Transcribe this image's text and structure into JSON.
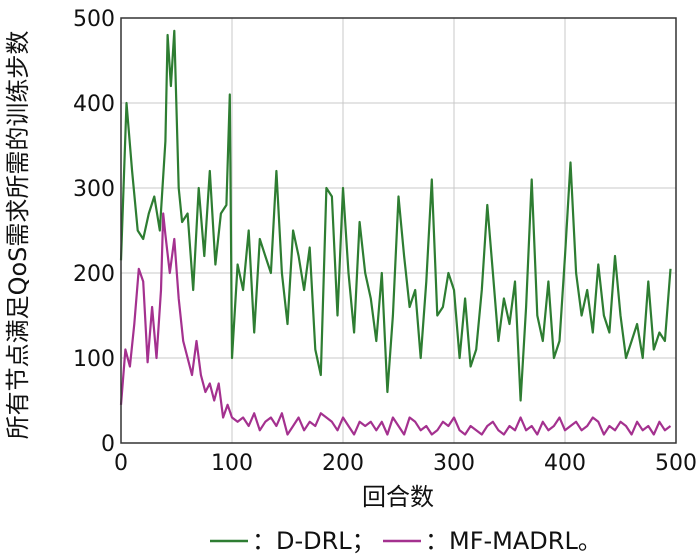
{
  "chart_data": {
    "type": "line",
    "title": "",
    "xlabel": "回合数",
    "ylabel": "所有节点满足QoS需求所需的训练步数",
    "xlim": [
      0,
      500
    ],
    "ylim": [
      0,
      500
    ],
    "xticks": [
      "0",
      "100",
      "200",
      "300",
      "400",
      "500"
    ],
    "yticks": [
      "0",
      "100",
      "200",
      "300",
      "400",
      "500"
    ],
    "grid": true,
    "legend": {
      "placement": "bottom"
    },
    "series": [
      {
        "name": "D-DRL",
        "legend_label": "：D-DRL；",
        "color": "#2e7d32",
        "x": [
          0,
          5,
          10,
          15,
          20,
          25,
          30,
          35,
          40,
          42,
          45,
          48,
          52,
          55,
          60,
          65,
          70,
          75,
          80,
          85,
          90,
          95,
          98,
          100,
          105,
          110,
          115,
          120,
          125,
          130,
          135,
          140,
          145,
          150,
          155,
          160,
          165,
          170,
          175,
          180,
          185,
          190,
          195,
          200,
          205,
          210,
          215,
          220,
          225,
          230,
          235,
          240,
          245,
          250,
          255,
          260,
          265,
          270,
          275,
          280,
          285,
          290,
          295,
          300,
          305,
          310,
          315,
          320,
          325,
          330,
          335,
          340,
          345,
          350,
          355,
          360,
          365,
          370,
          375,
          380,
          385,
          390,
          395,
          400,
          405,
          410,
          415,
          420,
          425,
          430,
          435,
          440,
          445,
          450,
          455,
          460,
          465,
          470,
          475,
          480,
          485,
          490,
          495
        ],
        "y": [
          215,
          400,
          320,
          250,
          240,
          270,
          290,
          250,
          355,
          480,
          420,
          485,
          300,
          260,
          270,
          180,
          300,
          220,
          320,
          210,
          270,
          280,
          410,
          100,
          210,
          180,
          250,
          130,
          240,
          220,
          200,
          320,
          200,
          140,
          250,
          220,
          180,
          230,
          110,
          80,
          300,
          290,
          150,
          300,
          200,
          130,
          260,
          200,
          170,
          120,
          200,
          60,
          150,
          290,
          220,
          160,
          180,
          100,
          190,
          310,
          150,
          160,
          200,
          180,
          100,
          170,
          90,
          110,
          180,
          280,
          200,
          120,
          170,
          140,
          190,
          50,
          160,
          310,
          150,
          120,
          190,
          100,
          120,
          220,
          330,
          200,
          150,
          180,
          130,
          210,
          150,
          130,
          220,
          150,
          100,
          120,
          140,
          100,
          190,
          110,
          130,
          120,
          205
        ]
      },
      {
        "name": "MF-MADRL",
        "legend_label": "：MF-MADRL。",
        "color": "#a4318f",
        "x": [
          0,
          4,
          8,
          12,
          16,
          20,
          24,
          28,
          32,
          36,
          38,
          40,
          44,
          48,
          52,
          56,
          60,
          64,
          68,
          72,
          76,
          80,
          84,
          88,
          92,
          96,
          100,
          105,
          110,
          115,
          120,
          125,
          130,
          135,
          140,
          145,
          150,
          155,
          160,
          165,
          170,
          175,
          180,
          185,
          190,
          195,
          200,
          205,
          210,
          215,
          220,
          225,
          230,
          235,
          240,
          245,
          250,
          255,
          260,
          265,
          270,
          275,
          280,
          285,
          290,
          295,
          300,
          305,
          310,
          315,
          320,
          325,
          330,
          335,
          340,
          345,
          350,
          355,
          360,
          365,
          370,
          375,
          380,
          385,
          390,
          395,
          400,
          405,
          410,
          415,
          420,
          425,
          430,
          435,
          440,
          445,
          450,
          455,
          460,
          465,
          470,
          475,
          480,
          485,
          490,
          495
        ],
        "y": [
          45,
          110,
          90,
          140,
          205,
          190,
          95,
          160,
          100,
          180,
          270,
          245,
          200,
          240,
          170,
          120,
          100,
          80,
          120,
          80,
          60,
          70,
          50,
          70,
          30,
          45,
          30,
          25,
          30,
          20,
          35,
          15,
          25,
          30,
          20,
          35,
          10,
          20,
          30,
          15,
          25,
          20,
          35,
          30,
          25,
          15,
          30,
          20,
          10,
          25,
          20,
          25,
          15,
          25,
          10,
          30,
          20,
          10,
          30,
          25,
          15,
          20,
          10,
          15,
          25,
          20,
          30,
          15,
          10,
          20,
          15,
          10,
          20,
          25,
          15,
          10,
          20,
          15,
          30,
          15,
          20,
          10,
          25,
          15,
          20,
          30,
          15,
          20,
          25,
          15,
          20,
          30,
          25,
          10,
          20,
          15,
          25,
          20,
          10,
          25,
          15,
          20,
          10,
          25,
          15,
          20
        ]
      }
    ]
  }
}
____
**What you have to do**
Leave the pictures out and reproduce each record exactly as written.

**Response to this exercise**
Transcribe this image's text and structure into JSON.
{
  "chart_data": {
    "type": "line",
    "title": "",
    "xlabel": "回合数",
    "ylabel": "所有节点满足QoS需求所需的训练步数",
    "xlim": [
      0,
      500
    ],
    "ylim": [
      0,
      500
    ],
    "xticks": [
      "0",
      "100",
      "200",
      "300",
      "400",
      "500"
    ],
    "yticks": [
      "0",
      "100",
      "200",
      "300",
      "400",
      "500"
    ],
    "grid": true,
    "legend": {
      "placement": "bottom"
    },
    "series": [
      {
        "name": "D-DRL",
        "legend_label": "：D-DRL；",
        "color": "#2e7d32",
        "x": [
          0,
          5,
          10,
          15,
          20,
          25,
          30,
          35,
          40,
          42,
          45,
          48,
          52,
          55,
          60,
          65,
          70,
          75,
          80,
          85,
          90,
          95,
          98,
          100,
          105,
          110,
          115,
          120,
          125,
          130,
          135,
          140,
          145,
          150,
          155,
          160,
          165,
          170,
          175,
          180,
          185,
          190,
          195,
          200,
          205,
          210,
          215,
          220,
          225,
          230,
          235,
          240,
          245,
          250,
          255,
          260,
          265,
          270,
          275,
          280,
          285,
          290,
          295,
          300,
          305,
          310,
          315,
          320,
          325,
          330,
          335,
          340,
          345,
          350,
          355,
          360,
          365,
          370,
          375,
          380,
          385,
          390,
          395,
          400,
          405,
          410,
          415,
          420,
          425,
          430,
          435,
          440,
          445,
          450,
          455,
          460,
          465,
          470,
          475,
          480,
          485,
          490,
          495
        ],
        "y": [
          215,
          400,
          320,
          250,
          240,
          270,
          290,
          250,
          355,
          480,
          420,
          485,
          300,
          260,
          270,
          180,
          300,
          220,
          320,
          210,
          270,
          280,
          410,
          100,
          210,
          180,
          250,
          130,
          240,
          220,
          200,
          320,
          200,
          140,
          250,
          220,
          180,
          230,
          110,
          80,
          300,
          290,
          150,
          300,
          200,
          130,
          260,
          200,
          170,
          120,
          200,
          60,
          150,
          290,
          220,
          160,
          180,
          100,
          190,
          310,
          150,
          160,
          200,
          180,
          100,
          170,
          90,
          110,
          180,
          280,
          200,
          120,
          170,
          140,
          190,
          50,
          160,
          310,
          150,
          120,
          190,
          100,
          120,
          220,
          330,
          200,
          150,
          180,
          130,
          210,
          150,
          130,
          220,
          150,
          100,
          120,
          140,
          100,
          190,
          110,
          130,
          120,
          205
        ]
      },
      {
        "name": "MF-MADRL",
        "legend_label": "：MF-MADRL。",
        "color": "#a4318f",
        "x": [
          0,
          4,
          8,
          12,
          16,
          20,
          24,
          28,
          32,
          36,
          38,
          40,
          44,
          48,
          52,
          56,
          60,
          64,
          68,
          72,
          76,
          80,
          84,
          88,
          92,
          96,
          100,
          105,
          110,
          115,
          120,
          125,
          130,
          135,
          140,
          145,
          150,
          155,
          160,
          165,
          170,
          175,
          180,
          185,
          190,
          195,
          200,
          205,
          210,
          215,
          220,
          225,
          230,
          235,
          240,
          245,
          250,
          255,
          260,
          265,
          270,
          275,
          280,
          285,
          290,
          295,
          300,
          305,
          310,
          315,
          320,
          325,
          330,
          335,
          340,
          345,
          350,
          355,
          360,
          365,
          370,
          375,
          380,
          385,
          390,
          395,
          400,
          405,
          410,
          415,
          420,
          425,
          430,
          435,
          440,
          445,
          450,
          455,
          460,
          465,
          470,
          475,
          480,
          485,
          490,
          495
        ],
        "y": [
          45,
          110,
          90,
          140,
          205,
          190,
          95,
          160,
          100,
          180,
          270,
          245,
          200,
          240,
          170,
          120,
          100,
          80,
          120,
          80,
          60,
          70,
          50,
          70,
          30,
          45,
          30,
          25,
          30,
          20,
          35,
          15,
          25,
          30,
          20,
          35,
          10,
          20,
          30,
          15,
          25,
          20,
          35,
          30,
          25,
          15,
          30,
          20,
          10,
          25,
          20,
          25,
          15,
          25,
          10,
          30,
          20,
          10,
          30,
          25,
          15,
          20,
          10,
          15,
          25,
          20,
          30,
          15,
          10,
          20,
          15,
          10,
          20,
          25,
          15,
          10,
          20,
          15,
          30,
          15,
          20,
          10,
          25,
          15,
          20,
          30,
          15,
          20,
          25,
          15,
          20,
          30,
          25,
          10,
          20,
          15,
          25,
          20,
          10,
          25,
          15,
          20,
          10,
          25,
          15,
          20
        ]
      }
    ]
  }
}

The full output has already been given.